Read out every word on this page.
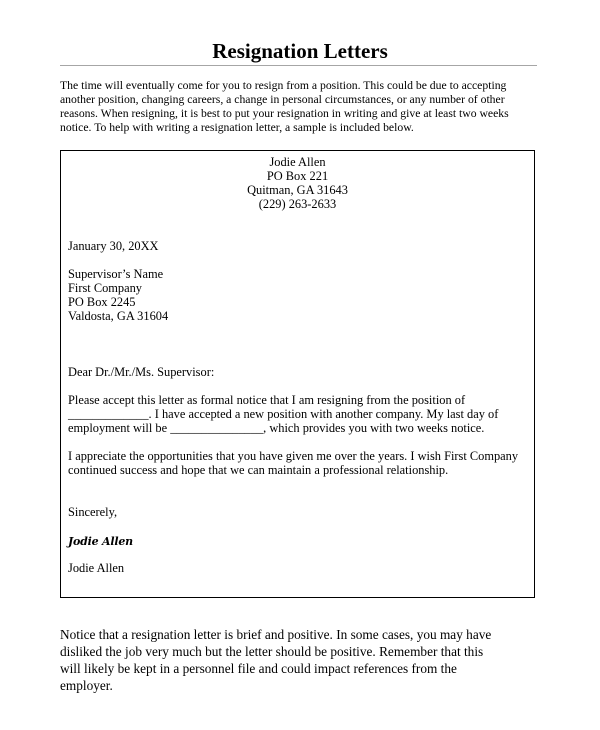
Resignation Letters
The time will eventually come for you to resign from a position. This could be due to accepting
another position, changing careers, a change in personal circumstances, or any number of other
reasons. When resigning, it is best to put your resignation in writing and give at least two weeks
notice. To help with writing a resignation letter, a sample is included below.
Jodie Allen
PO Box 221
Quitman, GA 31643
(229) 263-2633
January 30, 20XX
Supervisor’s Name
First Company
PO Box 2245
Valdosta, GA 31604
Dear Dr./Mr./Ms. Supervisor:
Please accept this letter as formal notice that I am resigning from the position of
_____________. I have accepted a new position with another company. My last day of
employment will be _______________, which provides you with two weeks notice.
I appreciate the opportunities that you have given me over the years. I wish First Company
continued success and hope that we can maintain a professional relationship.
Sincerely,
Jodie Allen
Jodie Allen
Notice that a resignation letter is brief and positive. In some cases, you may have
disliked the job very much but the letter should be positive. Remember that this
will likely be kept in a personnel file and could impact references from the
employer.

● **What to produce**
Search the data for the string "writing" and copy each line where it appears.

● **Solution to the exercise**
reasons. When resigning, it is best to put your resignation in writing and give at least two weeks
notice. To help with writing a resignation letter, a sample is included below.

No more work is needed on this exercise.